* Instructions to follow *
Please report every line from the material that contains the word "SSASIT".
+++
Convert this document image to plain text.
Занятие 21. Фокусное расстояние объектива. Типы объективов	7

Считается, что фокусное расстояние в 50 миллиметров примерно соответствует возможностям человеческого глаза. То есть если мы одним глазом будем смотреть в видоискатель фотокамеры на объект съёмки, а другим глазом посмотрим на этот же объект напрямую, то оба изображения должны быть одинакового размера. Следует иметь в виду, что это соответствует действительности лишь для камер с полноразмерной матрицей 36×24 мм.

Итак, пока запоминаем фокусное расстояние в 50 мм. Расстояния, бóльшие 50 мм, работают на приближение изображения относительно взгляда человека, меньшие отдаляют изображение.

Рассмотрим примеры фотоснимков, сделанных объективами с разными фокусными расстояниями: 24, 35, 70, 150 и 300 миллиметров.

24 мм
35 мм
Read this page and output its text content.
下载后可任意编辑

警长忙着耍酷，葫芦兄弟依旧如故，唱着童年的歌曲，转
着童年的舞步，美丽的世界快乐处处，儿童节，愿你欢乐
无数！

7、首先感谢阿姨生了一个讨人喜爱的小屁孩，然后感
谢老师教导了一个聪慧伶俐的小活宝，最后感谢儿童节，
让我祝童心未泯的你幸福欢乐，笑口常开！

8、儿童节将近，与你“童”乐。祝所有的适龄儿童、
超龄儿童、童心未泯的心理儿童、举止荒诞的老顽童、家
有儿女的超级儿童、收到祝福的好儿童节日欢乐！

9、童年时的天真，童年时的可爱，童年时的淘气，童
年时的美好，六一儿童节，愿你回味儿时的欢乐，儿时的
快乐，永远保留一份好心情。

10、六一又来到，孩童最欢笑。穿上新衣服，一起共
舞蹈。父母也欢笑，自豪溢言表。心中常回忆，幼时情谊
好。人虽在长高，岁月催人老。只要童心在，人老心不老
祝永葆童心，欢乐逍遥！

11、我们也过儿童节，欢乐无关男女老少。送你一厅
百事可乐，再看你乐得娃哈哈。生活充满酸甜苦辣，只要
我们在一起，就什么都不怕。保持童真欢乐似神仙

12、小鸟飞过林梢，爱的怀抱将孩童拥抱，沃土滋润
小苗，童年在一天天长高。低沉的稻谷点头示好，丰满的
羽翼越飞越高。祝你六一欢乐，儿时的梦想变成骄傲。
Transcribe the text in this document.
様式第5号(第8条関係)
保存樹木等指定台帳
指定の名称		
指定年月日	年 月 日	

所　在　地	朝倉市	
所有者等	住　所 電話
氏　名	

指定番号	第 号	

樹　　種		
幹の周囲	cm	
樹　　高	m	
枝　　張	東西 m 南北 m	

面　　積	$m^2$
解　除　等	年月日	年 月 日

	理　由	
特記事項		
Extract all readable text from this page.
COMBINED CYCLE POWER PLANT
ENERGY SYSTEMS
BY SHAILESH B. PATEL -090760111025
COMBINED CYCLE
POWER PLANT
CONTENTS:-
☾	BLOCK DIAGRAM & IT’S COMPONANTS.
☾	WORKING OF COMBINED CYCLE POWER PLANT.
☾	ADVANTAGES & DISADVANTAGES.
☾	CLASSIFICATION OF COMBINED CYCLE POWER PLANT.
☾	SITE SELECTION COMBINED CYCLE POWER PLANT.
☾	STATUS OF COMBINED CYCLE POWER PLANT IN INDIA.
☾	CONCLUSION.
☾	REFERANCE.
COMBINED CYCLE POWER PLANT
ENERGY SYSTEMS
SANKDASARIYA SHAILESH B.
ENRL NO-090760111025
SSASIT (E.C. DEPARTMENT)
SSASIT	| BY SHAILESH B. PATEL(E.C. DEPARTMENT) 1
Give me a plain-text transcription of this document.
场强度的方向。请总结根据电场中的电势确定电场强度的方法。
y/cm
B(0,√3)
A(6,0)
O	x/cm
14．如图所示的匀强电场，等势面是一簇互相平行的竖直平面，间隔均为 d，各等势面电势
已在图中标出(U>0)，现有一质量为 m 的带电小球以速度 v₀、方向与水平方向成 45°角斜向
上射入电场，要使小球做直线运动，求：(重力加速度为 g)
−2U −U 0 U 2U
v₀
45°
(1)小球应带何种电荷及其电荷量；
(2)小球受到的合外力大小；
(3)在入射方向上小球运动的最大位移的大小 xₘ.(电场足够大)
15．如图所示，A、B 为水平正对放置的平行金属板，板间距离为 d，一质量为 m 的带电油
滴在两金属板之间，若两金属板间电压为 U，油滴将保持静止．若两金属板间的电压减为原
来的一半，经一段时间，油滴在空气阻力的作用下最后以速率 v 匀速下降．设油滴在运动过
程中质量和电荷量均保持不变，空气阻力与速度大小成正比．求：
+++
* Problem solution *
SSASIT (E.C. DEPARTMENT)
SSASIT	| BY SHAILESH B. PATEL(E.C. DEPARTMENT) 1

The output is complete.